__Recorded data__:
┏━━

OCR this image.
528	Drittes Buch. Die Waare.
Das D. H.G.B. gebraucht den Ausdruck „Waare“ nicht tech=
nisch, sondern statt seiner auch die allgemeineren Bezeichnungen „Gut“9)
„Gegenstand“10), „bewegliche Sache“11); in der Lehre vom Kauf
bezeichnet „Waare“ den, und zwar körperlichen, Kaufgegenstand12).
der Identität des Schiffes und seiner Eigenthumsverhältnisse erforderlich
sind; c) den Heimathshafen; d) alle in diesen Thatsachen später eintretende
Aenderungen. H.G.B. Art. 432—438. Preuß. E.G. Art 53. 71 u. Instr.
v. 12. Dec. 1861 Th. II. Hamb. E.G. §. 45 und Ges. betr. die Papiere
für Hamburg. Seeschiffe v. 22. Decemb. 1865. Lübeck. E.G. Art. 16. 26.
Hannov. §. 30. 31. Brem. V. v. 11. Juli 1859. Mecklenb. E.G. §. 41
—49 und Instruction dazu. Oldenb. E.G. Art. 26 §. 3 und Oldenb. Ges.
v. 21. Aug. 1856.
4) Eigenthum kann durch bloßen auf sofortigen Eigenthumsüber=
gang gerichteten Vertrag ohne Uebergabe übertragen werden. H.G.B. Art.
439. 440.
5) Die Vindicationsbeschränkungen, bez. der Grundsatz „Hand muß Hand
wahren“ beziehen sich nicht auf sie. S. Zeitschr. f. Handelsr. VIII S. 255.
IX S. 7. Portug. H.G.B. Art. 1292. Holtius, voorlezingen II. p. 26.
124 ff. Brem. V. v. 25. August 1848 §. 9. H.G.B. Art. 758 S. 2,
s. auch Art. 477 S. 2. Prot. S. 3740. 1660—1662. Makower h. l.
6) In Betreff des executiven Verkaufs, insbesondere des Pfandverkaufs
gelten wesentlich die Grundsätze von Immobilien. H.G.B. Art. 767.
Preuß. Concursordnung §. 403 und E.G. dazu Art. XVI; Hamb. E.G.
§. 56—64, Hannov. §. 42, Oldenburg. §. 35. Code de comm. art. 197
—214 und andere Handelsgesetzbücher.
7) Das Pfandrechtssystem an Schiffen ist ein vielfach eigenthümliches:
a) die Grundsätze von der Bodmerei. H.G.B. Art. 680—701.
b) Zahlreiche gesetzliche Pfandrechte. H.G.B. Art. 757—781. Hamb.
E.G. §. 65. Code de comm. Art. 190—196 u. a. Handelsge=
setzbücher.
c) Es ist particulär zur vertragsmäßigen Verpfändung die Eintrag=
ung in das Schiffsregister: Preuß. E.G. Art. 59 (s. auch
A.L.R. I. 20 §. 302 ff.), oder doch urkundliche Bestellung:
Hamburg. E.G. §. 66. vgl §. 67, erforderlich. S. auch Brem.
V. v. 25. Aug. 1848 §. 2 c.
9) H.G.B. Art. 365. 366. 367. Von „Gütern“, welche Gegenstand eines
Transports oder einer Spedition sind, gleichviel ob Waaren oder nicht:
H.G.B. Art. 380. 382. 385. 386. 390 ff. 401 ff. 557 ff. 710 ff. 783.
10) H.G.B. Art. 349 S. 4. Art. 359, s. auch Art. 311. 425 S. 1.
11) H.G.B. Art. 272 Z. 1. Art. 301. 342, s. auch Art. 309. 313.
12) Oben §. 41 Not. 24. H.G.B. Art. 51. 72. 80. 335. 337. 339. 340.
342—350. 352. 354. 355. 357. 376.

┗━━

All of the entries above must be quoted exactly.

OCR this image.
528	Drittes Buch. Die Waare.
Das D. H.G.B. gebraucht den Ausdruck „Waare“ nicht tech=
nisch, sondern statt seiner auch die allgemeineren Bezeichnungen „Gut“9)
„Gegenstand“10), „bewegliche Sache“11); in der Lehre vom Kauf
bezeichnet „Waare“ den, und zwar körperlichen, Kaufgegenstand12).
der Identität des Schiffes und seiner Eigenthumsverhältnisse erforderlich
sind; c) den Heimathshafen; d) alle in diesen Thatsachen später eintretende
Aenderungen. H.G.B. Art. 432—438. Preuß. E.G. Art 53. 71 u. Instr.
v. 12. Dec. 1861 Th. II. Hamb. E.G. §. 45 und Ges. betr. die Papiere
für Hamburg. Seeschiffe v. 22. Decemb. 1865. Lübeck. E.G. Art. 16. 26.
Hannov. §. 30. 31. Brem. V. v. 11. Juli 1859. Mecklenb. E.G. §. 41
—49 und Instruction dazu. Oldenb. E.G. Art. 26 §. 3 und Oldenb. Ges.
v. 21. Aug. 1856.
4) Eigenthum kann durch bloßen auf sofortigen Eigenthumsüber=
gang gerichteten Vertrag ohne Uebergabe übertragen werden. H.G.B. Art.
439. 440.
5) Die Vindicationsbeschränkungen, bez. der Grundsatz „Hand muß Hand
wahren“ beziehen sich nicht auf sie. S. Zeitschr. f. Handelsr. VIII S. 255.
IX S. 7. Portug. H.G.B. Art. 1292. Holtius, voorlezingen II. p. 26.
124 ff. Brem. V. v. 25. August 1848 §. 9. H.G.B. Art. 758 S. 2,
s. auch Art. 477 S. 2. Prot. S. 3740. 1660—1662. Makower h. l.
6) In Betreff des executiven Verkaufs, insbesondere des Pfandverkaufs
gelten wesentlich die Grundsätze von Immobilien. H.G.B. Art. 767.
Preuß. Concursordnung §. 403 und E.G. dazu Art. XVI; Hamb. E.G.
§. 56—64, Hannov. §. 42, Oldenburg. §. 35. Code de comm. art. 197
—214 und andere Handelsgesetzbücher.
7) Das Pfandrechtssystem an Schiffen ist ein vielfach eigenthümliches:
a) die Grundsätze von der Bodmerei. H.G.B. Art. 680—701.
b) Zahlreiche gesetzliche Pfandrechte. H.G.B. Art. 757—781. Hamb.
E.G. §. 65. Code de comm. Art. 190—196 u. a. Handelsge=
setzbücher.
c) Es ist particulär zur vertragsmäßigen Verpfändung die Eintrag=
ung in das Schiffsregister: Preuß. E.G. Art. 59 (s. auch
A.L.R. I. 20 §. 302 ff.), oder doch urkundliche Bestellung:
Hamburg. E.G. §. 66. vgl §. 67, erforderlich. S. auch Brem.
V. v. 25. Aug. 1848 §. 2 c.
9) H.G.B. Art. 365. 366. 367. Von „Gütern“, welche Gegenstand eines
Transports oder einer Spedition sind, gleichviel ob Waaren oder nicht:
H.G.B. Art. 380. 382. 385. 386. 390 ff. 401 ff. 557 ff. 710 ff. 783.
10) H.G.B. Art. 349 S. 4. Art. 359, s. auch Art. 311. 425 S. 1.
11) H.G.B. Art. 272 Z. 1. Art. 301. 342, s. auch Art. 309. 313.
12) Oben §. 41 Not. 24. H.G.B. Art. 51. 72. 80. 335. 337. 339. 340.
342—350. 352. 354. 355. 357. 376.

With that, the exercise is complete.